## Job
Wherever the string "alapján" appears, copy the whole line.

## Dataset excerpts

◆ ◆ ◆ ◆

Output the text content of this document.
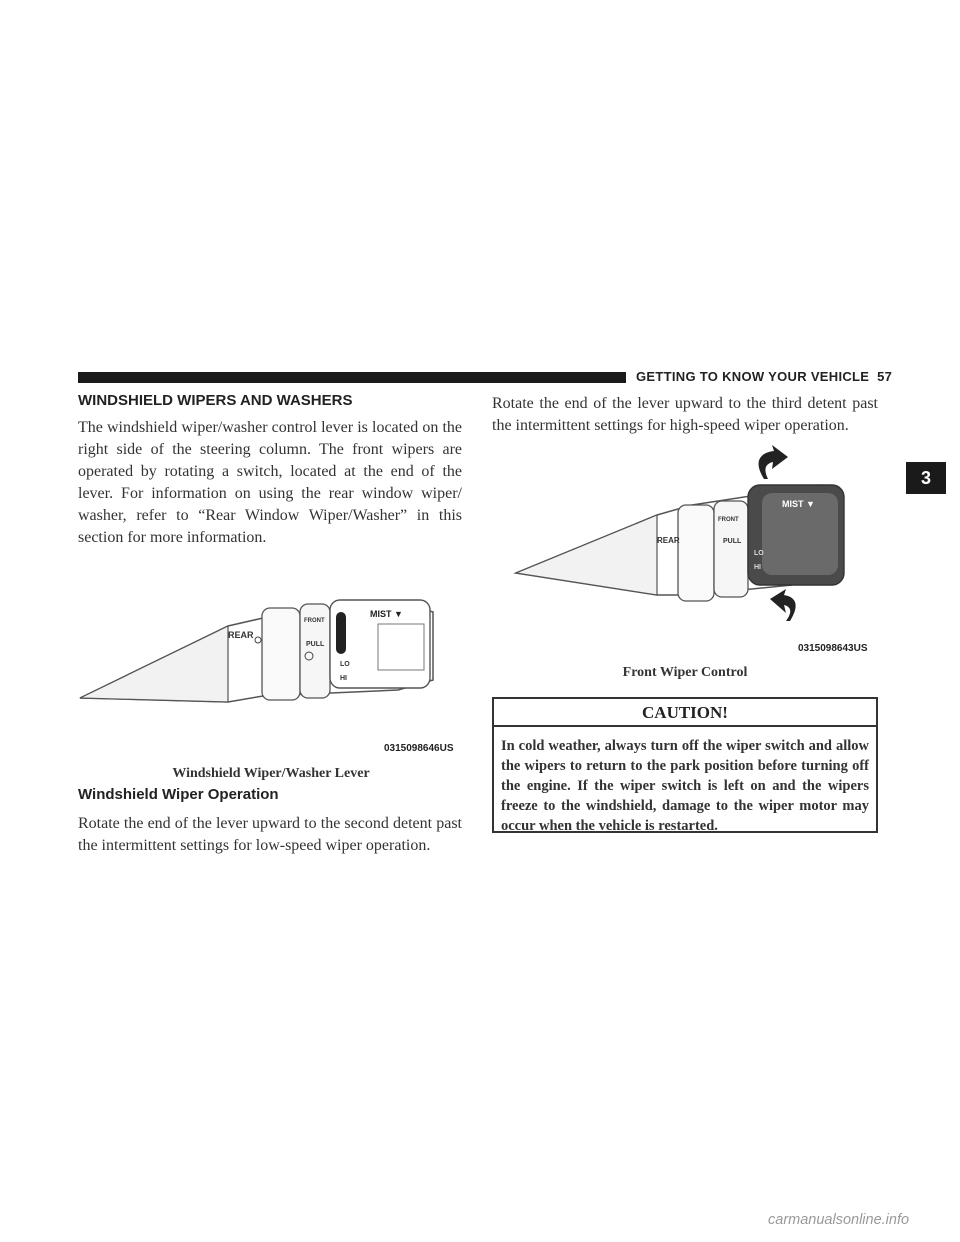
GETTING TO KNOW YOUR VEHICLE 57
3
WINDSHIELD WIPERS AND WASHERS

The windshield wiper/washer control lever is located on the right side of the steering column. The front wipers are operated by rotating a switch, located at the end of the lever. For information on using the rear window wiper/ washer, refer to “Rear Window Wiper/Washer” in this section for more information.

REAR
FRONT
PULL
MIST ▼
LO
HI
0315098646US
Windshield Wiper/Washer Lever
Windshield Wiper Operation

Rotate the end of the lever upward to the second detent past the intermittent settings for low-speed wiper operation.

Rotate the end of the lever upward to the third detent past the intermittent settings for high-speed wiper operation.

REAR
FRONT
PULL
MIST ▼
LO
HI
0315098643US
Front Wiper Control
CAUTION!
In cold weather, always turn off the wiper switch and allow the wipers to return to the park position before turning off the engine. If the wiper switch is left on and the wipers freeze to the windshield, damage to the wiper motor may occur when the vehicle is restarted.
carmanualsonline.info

◆ ◆ ◆ ◆

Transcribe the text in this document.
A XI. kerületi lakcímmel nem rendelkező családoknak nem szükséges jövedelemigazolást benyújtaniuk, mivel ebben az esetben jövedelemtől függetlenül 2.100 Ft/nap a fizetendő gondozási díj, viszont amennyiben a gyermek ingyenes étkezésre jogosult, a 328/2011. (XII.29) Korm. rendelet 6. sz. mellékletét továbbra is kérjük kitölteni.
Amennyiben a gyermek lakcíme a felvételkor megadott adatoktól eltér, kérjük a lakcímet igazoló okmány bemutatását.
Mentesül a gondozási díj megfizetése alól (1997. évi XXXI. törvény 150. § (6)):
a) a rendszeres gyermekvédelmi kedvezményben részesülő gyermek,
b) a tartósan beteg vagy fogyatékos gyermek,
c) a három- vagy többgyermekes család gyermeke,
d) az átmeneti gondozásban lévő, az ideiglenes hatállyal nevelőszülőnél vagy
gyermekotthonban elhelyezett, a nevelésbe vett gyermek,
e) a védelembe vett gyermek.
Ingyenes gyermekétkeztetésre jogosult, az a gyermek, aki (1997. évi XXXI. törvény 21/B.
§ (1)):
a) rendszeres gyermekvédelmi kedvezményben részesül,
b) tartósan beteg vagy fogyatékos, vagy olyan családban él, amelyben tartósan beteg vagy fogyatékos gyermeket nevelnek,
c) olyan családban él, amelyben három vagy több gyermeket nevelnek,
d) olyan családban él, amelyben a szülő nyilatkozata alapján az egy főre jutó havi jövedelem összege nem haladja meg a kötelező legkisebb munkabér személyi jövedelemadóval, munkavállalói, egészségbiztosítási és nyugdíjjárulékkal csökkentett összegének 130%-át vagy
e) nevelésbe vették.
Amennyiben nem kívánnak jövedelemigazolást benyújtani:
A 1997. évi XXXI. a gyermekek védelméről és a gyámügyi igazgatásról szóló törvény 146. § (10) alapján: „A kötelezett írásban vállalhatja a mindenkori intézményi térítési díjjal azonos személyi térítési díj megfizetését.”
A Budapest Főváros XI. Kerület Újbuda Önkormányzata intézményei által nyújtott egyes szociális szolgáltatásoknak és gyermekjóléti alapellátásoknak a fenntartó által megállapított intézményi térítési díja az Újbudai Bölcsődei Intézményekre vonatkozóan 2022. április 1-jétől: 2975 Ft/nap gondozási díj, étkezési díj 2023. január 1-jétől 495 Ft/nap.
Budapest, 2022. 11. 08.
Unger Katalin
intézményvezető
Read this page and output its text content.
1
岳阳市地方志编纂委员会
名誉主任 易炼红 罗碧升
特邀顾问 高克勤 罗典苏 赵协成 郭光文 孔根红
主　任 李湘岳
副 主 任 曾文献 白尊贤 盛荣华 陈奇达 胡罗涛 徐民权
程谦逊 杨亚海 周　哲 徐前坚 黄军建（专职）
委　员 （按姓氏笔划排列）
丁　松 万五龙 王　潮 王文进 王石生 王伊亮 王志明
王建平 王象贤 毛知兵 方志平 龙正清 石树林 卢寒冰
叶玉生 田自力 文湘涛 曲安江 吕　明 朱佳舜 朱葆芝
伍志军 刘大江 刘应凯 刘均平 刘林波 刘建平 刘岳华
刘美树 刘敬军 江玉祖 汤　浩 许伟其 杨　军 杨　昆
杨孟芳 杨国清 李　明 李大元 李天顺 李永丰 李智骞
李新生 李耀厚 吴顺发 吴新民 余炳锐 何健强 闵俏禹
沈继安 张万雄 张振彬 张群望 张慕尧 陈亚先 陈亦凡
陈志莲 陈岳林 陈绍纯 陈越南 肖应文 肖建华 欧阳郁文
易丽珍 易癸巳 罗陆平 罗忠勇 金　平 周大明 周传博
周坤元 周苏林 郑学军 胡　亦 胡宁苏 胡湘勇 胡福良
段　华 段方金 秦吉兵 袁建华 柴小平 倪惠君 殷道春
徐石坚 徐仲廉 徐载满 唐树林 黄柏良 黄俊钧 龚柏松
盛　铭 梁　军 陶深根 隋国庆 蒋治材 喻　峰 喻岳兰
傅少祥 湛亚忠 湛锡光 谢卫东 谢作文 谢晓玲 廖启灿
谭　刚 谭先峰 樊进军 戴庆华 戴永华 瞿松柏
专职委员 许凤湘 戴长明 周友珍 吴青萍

◆ ◆ ◆ ◆

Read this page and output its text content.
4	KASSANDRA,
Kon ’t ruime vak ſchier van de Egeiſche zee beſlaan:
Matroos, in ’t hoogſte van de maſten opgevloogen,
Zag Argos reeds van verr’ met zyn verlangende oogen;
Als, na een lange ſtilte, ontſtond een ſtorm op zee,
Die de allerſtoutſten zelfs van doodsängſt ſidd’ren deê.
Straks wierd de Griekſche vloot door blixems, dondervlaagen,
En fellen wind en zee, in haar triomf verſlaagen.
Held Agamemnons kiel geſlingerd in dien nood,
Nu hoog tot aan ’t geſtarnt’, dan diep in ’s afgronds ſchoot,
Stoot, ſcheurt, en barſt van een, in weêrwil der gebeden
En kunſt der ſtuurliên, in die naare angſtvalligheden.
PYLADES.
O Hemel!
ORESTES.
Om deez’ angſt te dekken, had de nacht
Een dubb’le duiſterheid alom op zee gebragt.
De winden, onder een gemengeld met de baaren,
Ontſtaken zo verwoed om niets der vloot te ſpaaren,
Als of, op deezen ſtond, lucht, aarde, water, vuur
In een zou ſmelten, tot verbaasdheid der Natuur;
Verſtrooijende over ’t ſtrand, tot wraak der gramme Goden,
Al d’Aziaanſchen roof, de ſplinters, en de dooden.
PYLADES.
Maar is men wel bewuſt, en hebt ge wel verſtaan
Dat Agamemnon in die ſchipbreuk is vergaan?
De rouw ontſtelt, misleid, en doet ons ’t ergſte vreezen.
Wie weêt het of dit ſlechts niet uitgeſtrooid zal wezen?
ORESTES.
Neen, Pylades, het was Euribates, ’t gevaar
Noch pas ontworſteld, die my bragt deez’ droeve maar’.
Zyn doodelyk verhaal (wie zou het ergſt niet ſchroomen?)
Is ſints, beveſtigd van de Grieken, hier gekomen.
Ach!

◆ ◆ ◆ ◆

## Expected output
d) olyan családban él, amelyben a szülő nyilatkozata alapján az egy főre jutó havi jövedelem összege nem haladja meg a kötelező legkisebb munkabér személyi jövedelemadóval, munkavállalói, egészségbiztosítási és nyugdíjjárulékkal csökkentett összegének 130%-át vagy
A 1997. évi XXXI. a gyermekek védelméről és a gyámügyi igazgatásról szóló törvény 146. § (10) alapján: „A kötelezett írásban vállalhatja a mindenkori intézményi térítési díjjal azonos személyi térítési díj megfizetését.”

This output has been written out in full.